### [EXERCISE]
Write out all of the data exactly as it appears.

--- Start of INPUT ---

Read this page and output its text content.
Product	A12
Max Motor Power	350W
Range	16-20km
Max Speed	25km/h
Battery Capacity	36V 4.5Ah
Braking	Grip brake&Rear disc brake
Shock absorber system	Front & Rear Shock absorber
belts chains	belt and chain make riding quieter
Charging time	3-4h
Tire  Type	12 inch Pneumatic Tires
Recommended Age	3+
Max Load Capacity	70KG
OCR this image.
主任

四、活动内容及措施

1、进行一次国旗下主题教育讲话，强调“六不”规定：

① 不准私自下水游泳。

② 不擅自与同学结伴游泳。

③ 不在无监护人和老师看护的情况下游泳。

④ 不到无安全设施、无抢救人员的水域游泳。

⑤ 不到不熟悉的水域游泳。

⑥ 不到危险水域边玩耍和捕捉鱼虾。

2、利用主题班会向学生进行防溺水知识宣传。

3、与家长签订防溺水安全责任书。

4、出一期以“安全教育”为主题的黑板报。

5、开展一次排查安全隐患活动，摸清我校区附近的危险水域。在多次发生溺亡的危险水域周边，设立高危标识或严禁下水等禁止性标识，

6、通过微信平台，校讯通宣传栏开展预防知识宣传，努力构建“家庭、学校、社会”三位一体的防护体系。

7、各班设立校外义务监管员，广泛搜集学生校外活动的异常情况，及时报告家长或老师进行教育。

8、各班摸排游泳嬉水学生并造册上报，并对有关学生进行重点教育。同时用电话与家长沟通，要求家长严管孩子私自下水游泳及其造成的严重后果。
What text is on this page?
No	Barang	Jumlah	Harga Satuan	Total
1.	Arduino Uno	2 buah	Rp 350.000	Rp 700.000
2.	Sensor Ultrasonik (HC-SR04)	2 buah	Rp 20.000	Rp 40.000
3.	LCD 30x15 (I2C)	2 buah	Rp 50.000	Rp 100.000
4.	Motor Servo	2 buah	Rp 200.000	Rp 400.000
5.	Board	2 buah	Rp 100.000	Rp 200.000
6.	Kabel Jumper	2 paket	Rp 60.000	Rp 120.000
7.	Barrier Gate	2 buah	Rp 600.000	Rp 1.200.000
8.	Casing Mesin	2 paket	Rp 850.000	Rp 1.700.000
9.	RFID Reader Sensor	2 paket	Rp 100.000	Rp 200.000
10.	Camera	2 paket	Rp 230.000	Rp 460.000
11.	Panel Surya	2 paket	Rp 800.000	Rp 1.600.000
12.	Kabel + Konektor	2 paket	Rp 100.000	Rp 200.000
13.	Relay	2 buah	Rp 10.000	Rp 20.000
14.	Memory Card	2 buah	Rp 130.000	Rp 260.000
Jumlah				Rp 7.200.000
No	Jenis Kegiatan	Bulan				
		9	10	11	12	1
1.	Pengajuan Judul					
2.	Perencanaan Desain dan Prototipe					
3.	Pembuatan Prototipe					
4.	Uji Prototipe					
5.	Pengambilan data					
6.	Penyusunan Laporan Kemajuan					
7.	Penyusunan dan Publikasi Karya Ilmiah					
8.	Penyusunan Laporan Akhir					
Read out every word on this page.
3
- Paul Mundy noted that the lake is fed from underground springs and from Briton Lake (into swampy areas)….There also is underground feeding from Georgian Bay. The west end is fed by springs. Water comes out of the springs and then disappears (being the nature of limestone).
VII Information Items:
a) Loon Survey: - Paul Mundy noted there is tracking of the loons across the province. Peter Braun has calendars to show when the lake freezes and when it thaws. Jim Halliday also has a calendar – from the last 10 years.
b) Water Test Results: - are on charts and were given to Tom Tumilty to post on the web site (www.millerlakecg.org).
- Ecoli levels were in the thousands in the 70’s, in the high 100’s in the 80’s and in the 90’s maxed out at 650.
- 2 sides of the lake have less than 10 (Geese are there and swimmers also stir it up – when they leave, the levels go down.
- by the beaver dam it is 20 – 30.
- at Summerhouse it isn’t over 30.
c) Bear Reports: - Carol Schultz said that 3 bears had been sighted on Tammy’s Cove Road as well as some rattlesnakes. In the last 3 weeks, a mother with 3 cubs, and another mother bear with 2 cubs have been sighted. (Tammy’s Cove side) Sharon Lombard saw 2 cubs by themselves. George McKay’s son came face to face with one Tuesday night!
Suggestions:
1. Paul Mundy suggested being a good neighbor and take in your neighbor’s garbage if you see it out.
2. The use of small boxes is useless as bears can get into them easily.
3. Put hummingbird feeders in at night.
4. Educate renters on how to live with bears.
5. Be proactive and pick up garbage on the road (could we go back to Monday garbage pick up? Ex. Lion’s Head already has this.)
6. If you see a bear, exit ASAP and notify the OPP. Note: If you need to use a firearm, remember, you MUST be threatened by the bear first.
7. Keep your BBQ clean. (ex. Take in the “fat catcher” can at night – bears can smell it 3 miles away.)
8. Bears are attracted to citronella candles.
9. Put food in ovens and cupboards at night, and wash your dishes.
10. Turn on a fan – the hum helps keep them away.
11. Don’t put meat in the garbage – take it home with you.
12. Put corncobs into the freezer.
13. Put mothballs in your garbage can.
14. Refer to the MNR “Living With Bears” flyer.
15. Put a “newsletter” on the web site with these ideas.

--- End of INPUT ---

### [TASK RESULT]
Read this page and output its text content.
Product	A12
Max Motor Power	350W
Range	16-20km
Max Speed	25km/h
Battery Capacity	36V 4.5Ah
Braking	Grip brake&Rear disc brake
Shock absorber system	Front & Rear Shock absorber
belts chains	belt and chain make riding quieter
Charging time	3-4h
Tire  Type	12 inch Pneumatic Tires
Recommended Age	3+
Max Load Capacity	70KG
OCR this image.
主任

四、活动内容及措施

1、进行一次国旗下主题教育讲话，强调“六不”规定：

① 不准私自下水游泳。

② 不擅自与同学结伴游泳。

③ 不在无监护人和老师看护的情况下游泳。

④ 不到无安全设施、无抢救人员的水域游泳。

⑤ 不到不熟悉的水域游泳。

⑥ 不到危险水域边玩耍和捕捉鱼虾。

2、利用主题班会向学生进行防溺水知识宣传。

3、与家长签订防溺水安全责任书。

4、出一期以“安全教育”为主题的黑板报。

5、开展一次排查安全隐患活动，摸清我校区附近的危险水域。在多次发生溺亡的危险水域周边，设立高危标识或严禁下水等禁止性标识，

6、通过微信平台，校讯通宣传栏开展预防知识宣传，努力构建“家庭、学校、社会”三位一体的防护体系。

7、各班设立校外义务监管员，广泛搜集学生校外活动的异常情况，及时报告家长或老师进行教育。

8、各班摸排游泳嬉水学生并造册上报，并对有关学生进行重点教育。同时用电话与家长沟通，要求家长严管孩子私自下水游泳及其造成的严重后果。
What text is on this page?
No	Barang	Jumlah	Harga Satuan	Total
1.	Arduino Uno	2 buah	Rp 350.000	Rp 700.000
2.	Sensor Ultrasonik (HC-SR04)	2 buah	Rp 20.000	Rp 40.000
3.	LCD 30x15 (I2C)	2 buah	Rp 50.000	Rp 100.000
4.	Motor Servo	2 buah	Rp 200.000	Rp 400.000
5.	Board	2 buah	Rp 100.000	Rp 200.000
6.	Kabel Jumper	2 paket	Rp 60.000	Rp 120.000
7.	Barrier Gate	2 buah	Rp 600.000	Rp 1.200.000
8.	Casing Mesin	2 paket	Rp 850.000	Rp 1.700.000
9.	RFID Reader Sensor	2 paket	Rp 100.000	Rp 200.000
10.	Camera	2 paket	Rp 230.000	Rp 460.000
11.	Panel Surya	2 paket	Rp 800.000	Rp 1.600.000
12.	Kabel + Konektor	2 paket	Rp 100.000	Rp 200.000
13.	Relay	2 buah	Rp 10.000	Rp 20.000
14.	Memory Card	2 buah	Rp 130.000	Rp 260.000
Jumlah				Rp 7.200.000
No	Jenis Kegiatan	Bulan				
		9	10	11	12	1
1.	Pengajuan Judul					
2.	Perencanaan Desain dan Prototipe					
3.	Pembuatan Prototipe					
4.	Uji Prototipe					
5.	Pengambilan data					
6.	Penyusunan Laporan Kemajuan					
7.	Penyusunan dan Publikasi Karya Ilmiah					
8.	Penyusunan Laporan Akhir					
Read out every word on this page.
3
- Paul Mundy noted that the lake is fed from underground springs and from Briton Lake (into swampy areas)….There also is underground feeding from Georgian Bay. The west end is fed by springs. Water comes out of the springs and then disappears (being the nature of limestone).
VII Information Items:
a) Loon Survey: - Paul Mundy noted there is tracking of the loons across the province. Peter Braun has calendars to show when the lake freezes and when it thaws. Jim Halliday also has a calendar – from the last 10 years.
b) Water Test Results: - are on charts and were given to Tom Tumilty to post on the web site (www.millerlakecg.org).
- Ecoli levels were in the thousands in the 70’s, in the high 100’s in the 80’s and in the 90’s maxed out at 650.
- 2 sides of the lake have less than 10 (Geese are there and swimmers also stir it up – when they leave, the levels go down.
- by the beaver dam it is 20 – 30.
- at Summerhouse it isn’t over 30.
c) Bear Reports: - Carol Schultz said that 3 bears had been sighted on Tammy’s Cove Road as well as some rattlesnakes. In the last 3 weeks, a mother with 3 cubs, and another mother bear with 2 cubs have been sighted. (Tammy’s Cove side) Sharon Lombard saw 2 cubs by themselves. George McKay’s son came face to face with one Tuesday night!
Suggestions:
1. Paul Mundy suggested being a good neighbor and take in your neighbor’s garbage if you see it out.
2. The use of small boxes is useless as bears can get into them easily.
3. Put hummingbird feeders in at night.
4. Educate renters on how to live with bears.
5. Be proactive and pick up garbage on the road (could we go back to Monday garbage pick up? Ex. Lion’s Head already has this.)
6. If you see a bear, exit ASAP and notify the OPP. Note: If you need to use a firearm, remember, you MUST be threatened by the bear first.
7. Keep your BBQ clean. (ex. Take in the “fat catcher” can at night – bears can smell it 3 miles away.)
8. Bears are attracted to citronella candles.
9. Put food in ovens and cupboards at night, and wash your dishes.
10. Turn on a fan – the hum helps keep them away.
11. Don’t put meat in the garbage – take it home with you.
12. Put corncobs into the freezer.
13. Put mothballs in your garbage can.
14. Refer to the MNR “Living With Bears” flyer.
15. Put a “newsletter” on the web site with these ideas.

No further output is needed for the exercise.